Exactly as written, retype the listing below, omitting the pictures.

**Records for this task**

----------

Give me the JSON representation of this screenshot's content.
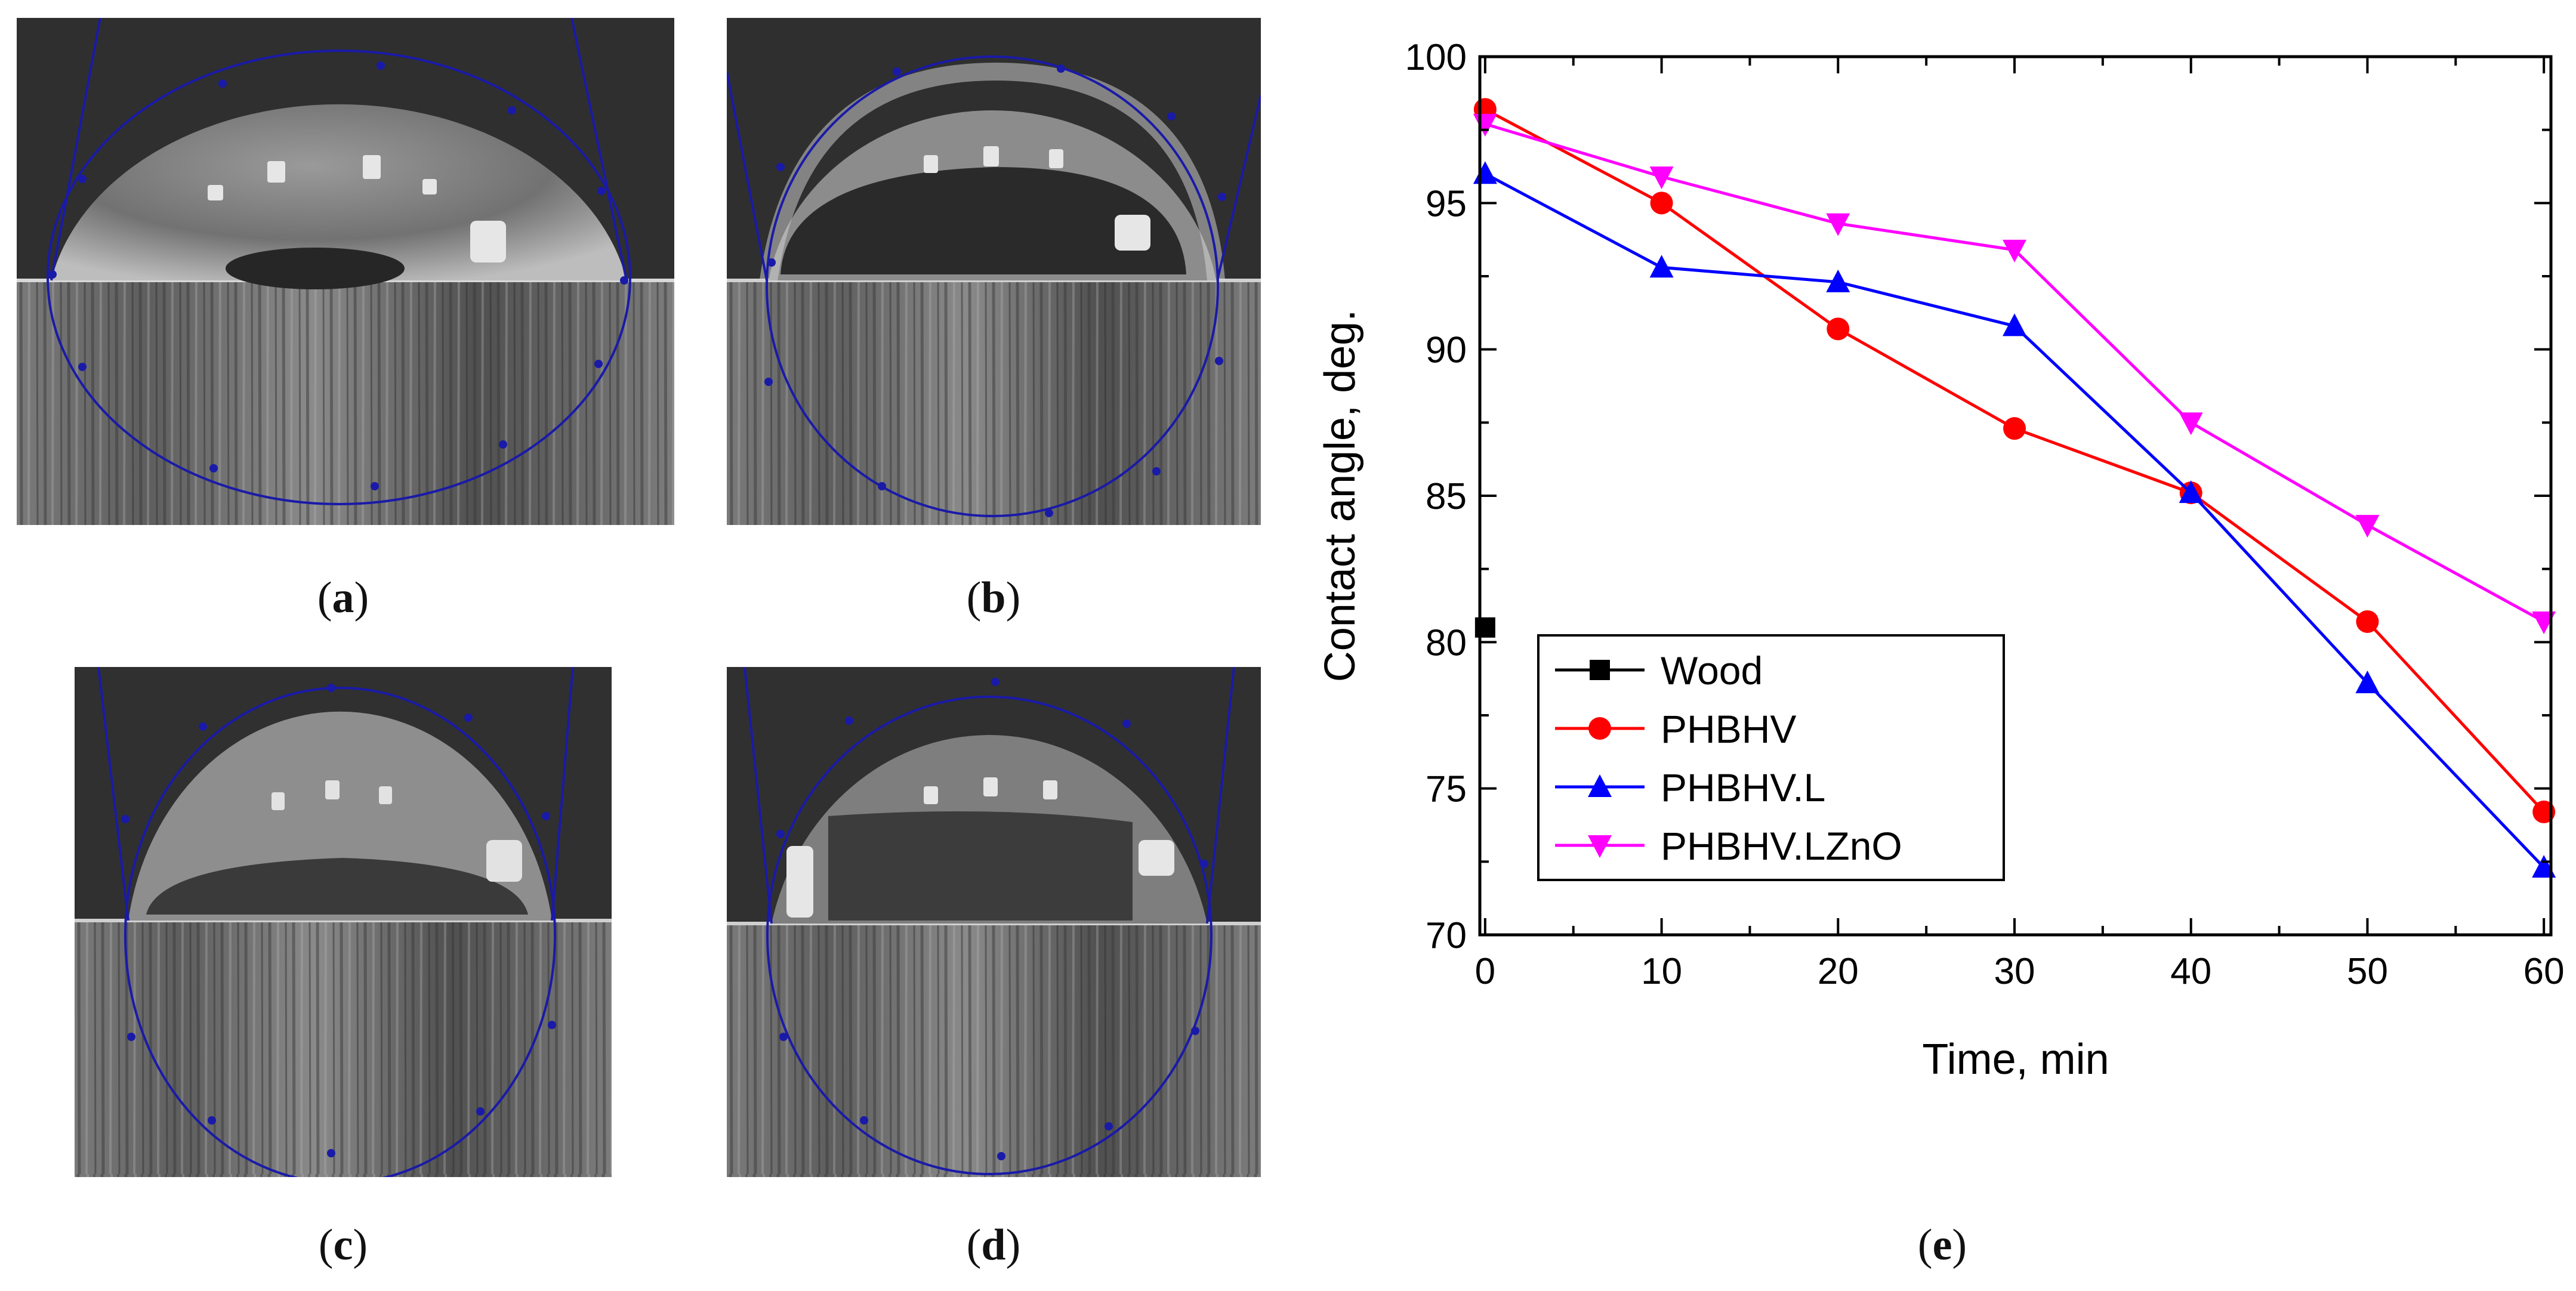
{
  "figure": {
    "panels": [
      {
        "label_open": "(",
        "letter": "a",
        "label_close": ")"
      },
      {
        "label_open": "(",
        "letter": "b",
        "label_close": ")"
      },
      {
        "label_open": "(",
        "letter": "c",
        "label_close": ")"
      },
      {
        "label_open": "(",
        "letter": "d",
        "label_close": ")"
      },
      {
        "label_open": "(",
        "letter": "e",
        "label_close": ")"
      }
    ]
  },
  "chart_data": {
    "type": "line",
    "title": "",
    "xlabel": "Time, min",
    "ylabel": "Contact angle, deg.",
    "xlim": [
      0,
      60
    ],
    "ylim": [
      70,
      100
    ],
    "xticks": [
      0,
      10,
      20,
      30,
      40,
      50,
      60
    ],
    "yticks": [
      70,
      75,
      80,
      85,
      90,
      95,
      100
    ],
    "legend_position": "bottom-left",
    "series": [
      {
        "name": "Wood",
        "color": "#000000",
        "marker": "square",
        "x": [
          0
        ],
        "y": [
          80.5
        ]
      },
      {
        "name": "PHBHV",
        "color": "#ff0000",
        "marker": "circle",
        "x": [
          0,
          10,
          20,
          30,
          40,
          50,
          60
        ],
        "y": [
          98.2,
          95.0,
          90.7,
          87.3,
          85.1,
          80.7,
          74.2
        ]
      },
      {
        "name": "PHBHV.L",
        "color": "#0000ff",
        "marker": "triangle-up",
        "x": [
          0,
          10,
          20,
          30,
          40,
          50,
          60
        ],
        "y": [
          96.0,
          92.8,
          92.3,
          90.8,
          85.1,
          78.6,
          72.3
        ]
      },
      {
        "name": "PHBHV.LZnO",
        "color": "#ff00ff",
        "marker": "triangle-down",
        "x": [
          0,
          10,
          20,
          30,
          40,
          50,
          60
        ],
        "y": [
          97.7,
          95.9,
          94.3,
          93.4,
          87.5,
          84.0,
          80.7
        ]
      }
    ]
  }
}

----------

**Exercise answer**
Give me the JSON representation of this screenshot's content.
{
  "figure": {
    "panels": [
      {
        "label_open": "(",
        "letter": "a",
        "label_close": ")"
      },
      {
        "label_open": "(",
        "letter": "b",
        "label_close": ")"
      },
      {
        "label_open": "(",
        "letter": "c",
        "label_close": ")"
      },
      {
        "label_open": "(",
        "letter": "d",
        "label_close": ")"
      },
      {
        "label_open": "(",
        "letter": "e",
        "label_close": ")"
      }
    ]
  },
  "chart_data": {
    "type": "line",
    "title": "",
    "xlabel": "Time, min",
    "ylabel": "Contact angle, deg.",
    "xlim": [
      0,
      60
    ],
    "ylim": [
      70,
      100
    ],
    "xticks": [
      0,
      10,
      20,
      30,
      40,
      50,
      60
    ],
    "yticks": [
      70,
      75,
      80,
      85,
      90,
      95,
      100
    ],
    "legend_position": "bottom-left",
    "series": [
      {
        "name": "Wood",
        "color": "#000000",
        "marker": "square",
        "x": [
          0
        ],
        "y": [
          80.5
        ]
      },
      {
        "name": "PHBHV",
        "color": "#ff0000",
        "marker": "circle",
        "x": [
          0,
          10,
          20,
          30,
          40,
          50,
          60
        ],
        "y": [
          98.2,
          95.0,
          90.7,
          87.3,
          85.1,
          80.7,
          74.2
        ]
      },
      {
        "name": "PHBHV.L",
        "color": "#0000ff",
        "marker": "triangle-up",
        "x": [
          0,
          10,
          20,
          30,
          40,
          50,
          60
        ],
        "y": [
          96.0,
          92.8,
          92.3,
          90.8,
          85.1,
          78.6,
          72.3
        ]
      },
      {
        "name": "PHBHV.LZnO",
        "color": "#ff00ff",
        "marker": "triangle-down",
        "x": [
          0,
          10,
          20,
          30,
          40,
          50,
          60
        ],
        "y": [
          97.7,
          95.9,
          94.3,
          93.4,
          87.5,
          84.0,
          80.7
        ]
      }
    ]
  }
}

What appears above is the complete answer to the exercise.